## What the task requires
Please write the listing below out again exactly, leaving every picture behind.

[BEGIN]

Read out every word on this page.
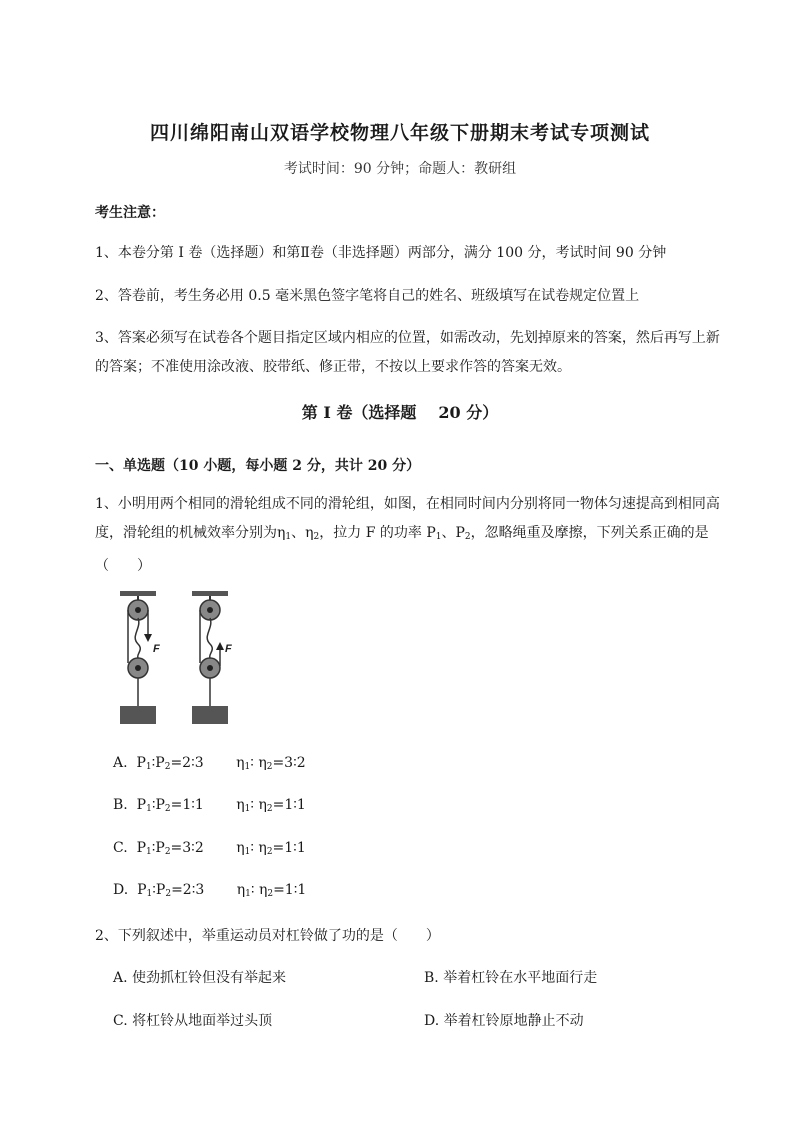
四川绵阳南山双语学校物理八年级下册期末考试专项测试
考试时间：90 分钟；命题人：教研组
考生注意：
1、本卷分第 I 卷（选择题）和第Ⅱ卷（非选择题）两部分，满分 100 分，考试时间 90 分钟
2、答卷前，考生务必用 0.5 毫米黑色签字笔将自己的姓名、班级填写在试卷规定位置上
3、答案必须写在试卷各个题目指定区域内相应的位置，如需改动，先划掉原来的答案，然后再写上新的答案；不准使用涂改液、胶带纸、修正带，不按以上要求作答的答案无效。
第 I 卷（选择题 20 分）
一、单选题（10 小题，每小题 2 分，共计 20 分）
1、小明用两个相同的滑轮组成不同的滑轮组，如图，在相同时间内分别将同一物体匀速提高到相同高度，滑轮组的机械效率分别为$\eta_1$、$\eta_2$，拉力 F 的功率 $P_1$、$P_2$，忽略绳重及摩擦，下列关系正确的是（　　）
F	F
A. $P_1∶P_2=2∶3$ $\eta_1∶$ $\eta_2=3∶2$
B. $P_1∶P_2=1∶1$ $\eta_1∶$ $\eta_2=1∶1$
C. $P_1∶P_2=3∶2$ $\eta_1∶$ $\eta_2=1∶1$
D. $P_1∶P_2=2∶3$ $\eta_1∶$ $\eta_2=1∶1$
2、下列叙述中，举重运动员对杠铃做了功的是（　　）
A. 使劲抓杠铃但没有举起来	B. 举着杠铃在水平地面行走
C. 将杠铃从地面举过头顶	D. 举着杠铃原地静止不动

[END]

## Solution to this task
Read out every word on this page.
四川绵阳南山双语学校物理八年级下册期末考试专项测试
考试时间：90 分钟；命题人：教研组
考生注意：
1、本卷分第 I 卷（选择题）和第Ⅱ卷（非选择题）两部分，满分 100 分，考试时间 90 分钟
2、答卷前，考生务必用 0.5 毫米黑色签字笔将自己的姓名、班级填写在试卷规定位置上
3、答案必须写在试卷各个题目指定区域内相应的位置，如需改动，先划掉原来的答案，然后再写上新的答案；不准使用涂改液、胶带纸、修正带，不按以上要求作答的答案无效。
第 I 卷（选择题 20 分）
一、单选题（10 小题，每小题 2 分，共计 20 分）
1、小明用两个相同的滑轮组成不同的滑轮组，如图，在相同时间内分别将同一物体匀速提高到相同高度，滑轮组的机械效率分别为$\eta_1$、$\eta_2$，拉力 F 的功率 $P_1$、$P_2$，忽略绳重及摩擦，下列关系正确的是（　　）
F	F
A. $P_1∶P_2=2∶3$ $\eta_1∶$ $\eta_2=3∶2$
B. $P_1∶P_2=1∶1$ $\eta_1∶$ $\eta_2=1∶1$
C. $P_1∶P_2=3∶2$ $\eta_1∶$ $\eta_2=1∶1$
D. $P_1∶P_2=2∶3$ $\eta_1∶$ $\eta_2=1∶1$
2、下列叙述中，举重运动员对杠铃做了功的是（　　）
A. 使劲抓杠铃但没有举起来	B. 举着杠铃在水平地面行走
C. 将杠铃从地面举过头顶	D. 举着杠铃原地静止不动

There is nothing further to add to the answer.